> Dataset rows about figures

┌──

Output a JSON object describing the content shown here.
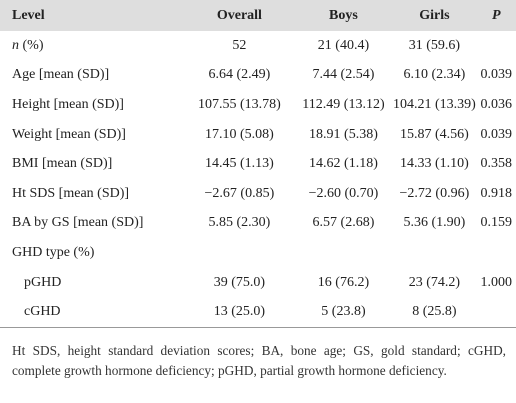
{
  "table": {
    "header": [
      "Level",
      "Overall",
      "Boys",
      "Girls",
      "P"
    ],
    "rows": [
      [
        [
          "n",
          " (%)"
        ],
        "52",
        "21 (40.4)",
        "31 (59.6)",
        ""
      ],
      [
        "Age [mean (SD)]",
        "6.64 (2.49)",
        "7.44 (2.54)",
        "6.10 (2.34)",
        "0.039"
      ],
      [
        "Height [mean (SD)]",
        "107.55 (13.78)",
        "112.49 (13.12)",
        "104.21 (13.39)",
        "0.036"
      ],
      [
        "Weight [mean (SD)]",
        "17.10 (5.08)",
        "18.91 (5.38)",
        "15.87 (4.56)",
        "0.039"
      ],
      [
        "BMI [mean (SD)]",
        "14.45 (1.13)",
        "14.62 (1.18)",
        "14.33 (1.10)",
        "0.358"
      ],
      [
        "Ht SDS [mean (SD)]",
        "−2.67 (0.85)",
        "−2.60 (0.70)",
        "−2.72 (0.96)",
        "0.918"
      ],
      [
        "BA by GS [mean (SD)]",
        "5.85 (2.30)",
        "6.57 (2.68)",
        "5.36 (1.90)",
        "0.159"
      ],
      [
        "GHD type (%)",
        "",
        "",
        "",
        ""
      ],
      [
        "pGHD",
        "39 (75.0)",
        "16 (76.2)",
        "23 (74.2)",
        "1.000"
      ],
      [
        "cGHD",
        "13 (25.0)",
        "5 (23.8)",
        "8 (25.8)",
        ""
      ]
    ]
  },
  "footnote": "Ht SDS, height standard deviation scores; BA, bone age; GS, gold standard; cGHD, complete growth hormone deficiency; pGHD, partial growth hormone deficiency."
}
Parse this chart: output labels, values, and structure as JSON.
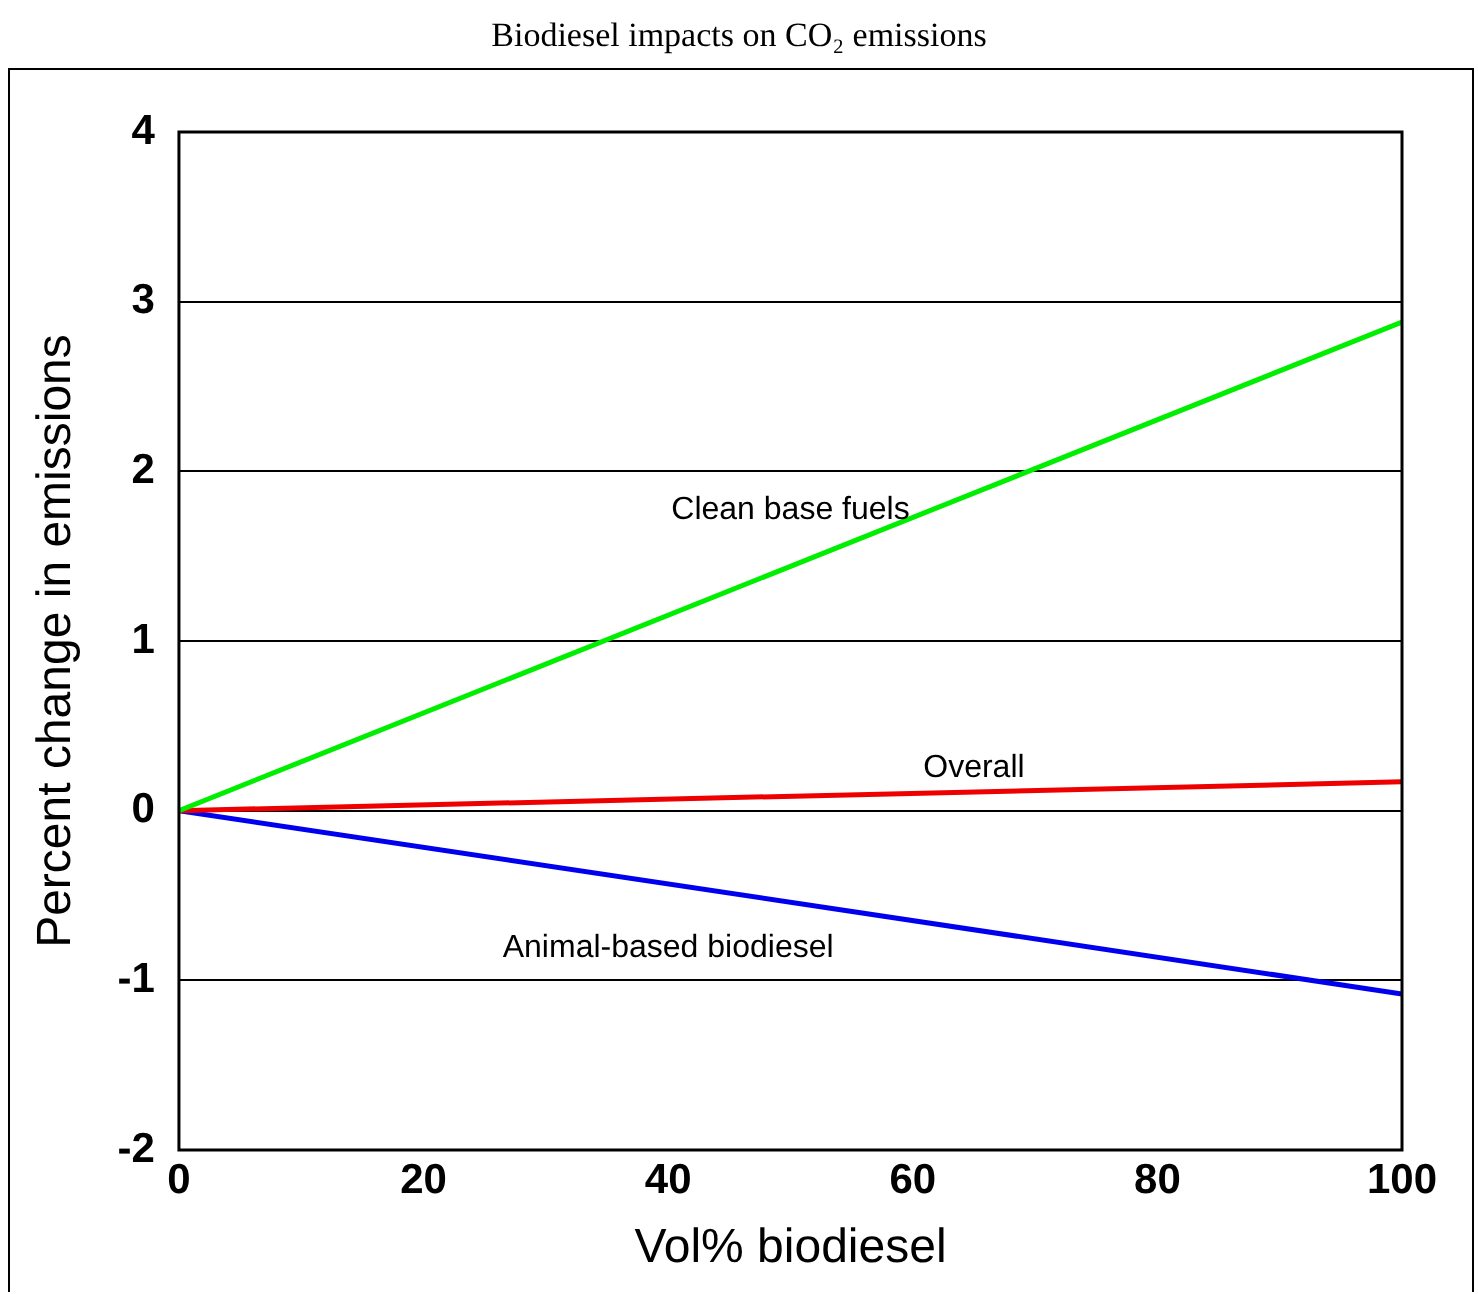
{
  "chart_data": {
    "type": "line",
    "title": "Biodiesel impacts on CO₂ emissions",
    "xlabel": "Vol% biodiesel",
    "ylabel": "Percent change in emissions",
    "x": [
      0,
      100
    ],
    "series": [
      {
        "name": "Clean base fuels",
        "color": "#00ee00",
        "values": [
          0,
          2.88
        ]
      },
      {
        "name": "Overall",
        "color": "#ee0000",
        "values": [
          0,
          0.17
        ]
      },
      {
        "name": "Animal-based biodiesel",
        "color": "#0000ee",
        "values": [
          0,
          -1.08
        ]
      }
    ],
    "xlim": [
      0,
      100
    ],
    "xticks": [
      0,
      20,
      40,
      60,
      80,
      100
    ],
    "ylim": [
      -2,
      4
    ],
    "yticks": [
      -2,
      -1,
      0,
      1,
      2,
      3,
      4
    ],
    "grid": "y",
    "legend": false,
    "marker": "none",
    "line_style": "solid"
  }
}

└──

> Set exercise
Each record must be quoted in full and exactly. Do not include the pictures.

> Written answer
Output a JSON object describing the content shown here.
{
  "table": {
    "header": [
      "Level",
      "Overall",
      "Boys",
      "Girls",
      "P"
    ],
    "rows": [
      [
        [
          "n",
          " (%)"
        ],
        "52",
        "21 (40.4)",
        "31 (59.6)",
        ""
      ],
      [
        "Age [mean (SD)]",
        "6.64 (2.49)",
        "7.44 (2.54)",
        "6.10 (2.34)",
        "0.039"
      ],
      [
        "Height [mean (SD)]",
        "107.55 (13.78)",
        "112.49 (13.12)",
        "104.21 (13.39)",
        "0.036"
      ],
      [
        "Weight [mean (SD)]",
        "17.10 (5.08)",
        "18.91 (5.38)",
        "15.87 (4.56)",
        "0.039"
      ],
      [
        "BMI [mean (SD)]",
        "14.45 (1.13)",
        "14.62 (1.18)",
        "14.33 (1.10)",
        "0.358"
      ],
      [
        "Ht SDS [mean (SD)]",
        "−2.67 (0.85)",
        "−2.60 (0.70)",
        "−2.72 (0.96)",
        "0.918"
      ],
      [
        "BA by GS [mean (SD)]",
        "5.85 (2.30)",
        "6.57 (2.68)",
        "5.36 (1.90)",
        "0.159"
      ],
      [
        "GHD type (%)",
        "",
        "",
        "",
        ""
      ],
      [
        "pGHD",
        "39 (75.0)",
        "16 (76.2)",
        "23 (74.2)",
        "1.000"
      ],
      [
        "cGHD",
        "13 (25.0)",
        "5 (23.8)",
        "8 (25.8)",
        ""
      ]
    ]
  },
  "footnote": "Ht SDS, height standard deviation scores; BA, bone age; GS, gold standard; cGHD, complete growth hormone deficiency; pGHD, partial growth hormone deficiency."
}
Parse this chart: output labels, values, and structure as JSON.
{
  "chart_data": {
    "type": "line",
    "title": "Biodiesel impacts on CO₂ emissions",
    "xlabel": "Vol% biodiesel",
    "ylabel": "Percent change in emissions",
    "x": [
      0,
      100
    ],
    "series": [
      {
        "name": "Clean base fuels",
        "color": "#00ee00",
        "values": [
          0,
          2.88
        ]
      },
      {
        "name": "Overall",
        "color": "#ee0000",
        "values": [
          0,
          0.17
        ]
      },
      {
        "name": "Animal-based biodiesel",
        "color": "#0000ee",
        "values": [
          0,
          -1.08
        ]
      }
    ],
    "xlim": [
      0,
      100
    ],
    "xticks": [
      0,
      20,
      40,
      60,
      80,
      100
    ],
    "ylim": [
      -2,
      4
    ],
    "yticks": [
      -2,
      -1,
      0,
      1,
      2,
      3,
      4
    ],
    "grid": "y",
    "legend": false,
    "marker": "none",
    "line_style": "solid"
  }
}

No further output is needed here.